=== Extracted data entries ===
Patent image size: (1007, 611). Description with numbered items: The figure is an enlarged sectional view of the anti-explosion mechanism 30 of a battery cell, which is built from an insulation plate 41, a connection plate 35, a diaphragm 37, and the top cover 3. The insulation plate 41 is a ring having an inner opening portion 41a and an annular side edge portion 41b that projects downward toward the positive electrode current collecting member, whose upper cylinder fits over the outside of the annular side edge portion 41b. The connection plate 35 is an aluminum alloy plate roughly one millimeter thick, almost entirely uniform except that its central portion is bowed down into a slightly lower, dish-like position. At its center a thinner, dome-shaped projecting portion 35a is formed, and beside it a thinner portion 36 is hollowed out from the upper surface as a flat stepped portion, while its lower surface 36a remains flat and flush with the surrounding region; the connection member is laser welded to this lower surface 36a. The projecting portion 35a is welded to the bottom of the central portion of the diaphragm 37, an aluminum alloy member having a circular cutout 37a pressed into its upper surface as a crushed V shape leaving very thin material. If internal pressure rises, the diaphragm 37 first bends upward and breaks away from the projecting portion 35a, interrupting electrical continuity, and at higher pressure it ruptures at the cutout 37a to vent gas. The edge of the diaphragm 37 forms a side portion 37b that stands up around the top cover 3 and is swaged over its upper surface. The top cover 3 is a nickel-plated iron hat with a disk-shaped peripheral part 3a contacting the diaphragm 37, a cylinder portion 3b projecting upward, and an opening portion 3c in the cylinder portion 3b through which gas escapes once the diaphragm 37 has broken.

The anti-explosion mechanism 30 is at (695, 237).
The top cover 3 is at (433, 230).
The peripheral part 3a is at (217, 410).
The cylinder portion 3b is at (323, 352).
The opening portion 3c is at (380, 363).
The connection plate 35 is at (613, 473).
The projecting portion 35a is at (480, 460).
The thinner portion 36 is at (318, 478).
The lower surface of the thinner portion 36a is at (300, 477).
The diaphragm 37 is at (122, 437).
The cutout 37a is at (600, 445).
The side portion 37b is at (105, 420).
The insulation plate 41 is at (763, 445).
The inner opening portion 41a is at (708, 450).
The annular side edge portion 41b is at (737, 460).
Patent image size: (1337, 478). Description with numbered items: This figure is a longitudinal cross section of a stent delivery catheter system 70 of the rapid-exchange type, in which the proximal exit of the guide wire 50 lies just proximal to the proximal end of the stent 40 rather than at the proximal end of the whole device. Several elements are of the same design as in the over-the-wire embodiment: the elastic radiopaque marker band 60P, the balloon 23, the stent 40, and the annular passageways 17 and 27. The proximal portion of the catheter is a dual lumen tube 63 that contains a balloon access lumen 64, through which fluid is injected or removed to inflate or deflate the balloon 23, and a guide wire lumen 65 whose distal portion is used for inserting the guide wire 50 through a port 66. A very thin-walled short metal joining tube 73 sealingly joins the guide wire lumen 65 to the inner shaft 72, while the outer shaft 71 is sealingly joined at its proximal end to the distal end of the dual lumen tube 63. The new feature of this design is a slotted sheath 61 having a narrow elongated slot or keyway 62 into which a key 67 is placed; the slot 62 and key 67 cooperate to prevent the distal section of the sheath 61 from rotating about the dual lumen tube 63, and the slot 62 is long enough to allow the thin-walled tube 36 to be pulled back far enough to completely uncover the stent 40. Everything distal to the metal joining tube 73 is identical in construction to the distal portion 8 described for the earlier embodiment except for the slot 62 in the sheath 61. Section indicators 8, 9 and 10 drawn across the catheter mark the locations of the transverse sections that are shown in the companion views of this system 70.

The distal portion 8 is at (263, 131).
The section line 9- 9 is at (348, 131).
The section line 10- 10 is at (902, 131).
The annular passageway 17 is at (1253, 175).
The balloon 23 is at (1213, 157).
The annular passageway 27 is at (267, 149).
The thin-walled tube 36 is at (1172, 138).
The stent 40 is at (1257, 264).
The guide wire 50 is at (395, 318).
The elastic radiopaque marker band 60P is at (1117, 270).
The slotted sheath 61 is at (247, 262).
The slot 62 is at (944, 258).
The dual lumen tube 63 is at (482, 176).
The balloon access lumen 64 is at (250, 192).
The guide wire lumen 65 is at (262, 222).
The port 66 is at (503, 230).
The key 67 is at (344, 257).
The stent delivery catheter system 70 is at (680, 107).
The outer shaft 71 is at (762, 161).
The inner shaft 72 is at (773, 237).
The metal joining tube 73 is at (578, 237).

=== Exercise objective ===
Copy the data verbatim from its first line through the line containing "The cylinder portion 3b is at (323, 352).", including that line.

=== Full answer ===
Patent image size: (1007, 611). Description with numbered items: The figure is an enlarged sectional view of the anti-explosion mechanism 30 of a battery cell, which is built from an insulation plate 41, a connection plate 35, a diaphragm 37, and the top cover 3. The insulation plate 41 is a ring having an inner opening portion 41a and an annular side edge portion 41b that projects downward toward the positive electrode current collecting member, whose upper cylinder fits over the outside of the annular side edge portion 41b. The connection plate 35 is an aluminum alloy plate roughly one millimeter thick, almost entirely uniform except that its central portion is bowed down into a slightly lower, dish-like position. At its center a thinner, dome-shaped projecting portion 35a is formed, and beside it a thinner portion 36 is hollowed out from the upper surface as a flat stepped portion, while its lower surface 36a remains flat and flush with the surrounding region; the connection member is laser welded to this lower surface 36a. The projecting portion 35a is welded to the bottom of the central portion of the diaphragm 37, an aluminum alloy member having a circular cutout 37a pressed into its upper surface as a crushed V shape leaving very thin material. If internal pressure rises, the diaphragm 37 first bends upward and breaks away from the projecting portion 35a, interrupting electrical continuity, and at higher pressure it ruptures at the cutout 37a to vent gas. The edge of the diaphragm 37 forms a side portion 37b that stands up around the top cover 3 and is swaged over its upper surface. The top cover 3 is a nickel-plated iron hat with a disk-shaped peripheral part 3a contacting the diaphragm 37, a cylinder portion 3b projecting upward, and an opening portion 3c in the cylinder portion 3b through which gas escapes once the diaphragm 37 has broken.

The anti-explosion mechanism 30 is at (695, 237).
The top cover 3 is at (433, 230).
The peripheral part 3a is at (217, 410).
The cylinder portion 3b is at (323, 352).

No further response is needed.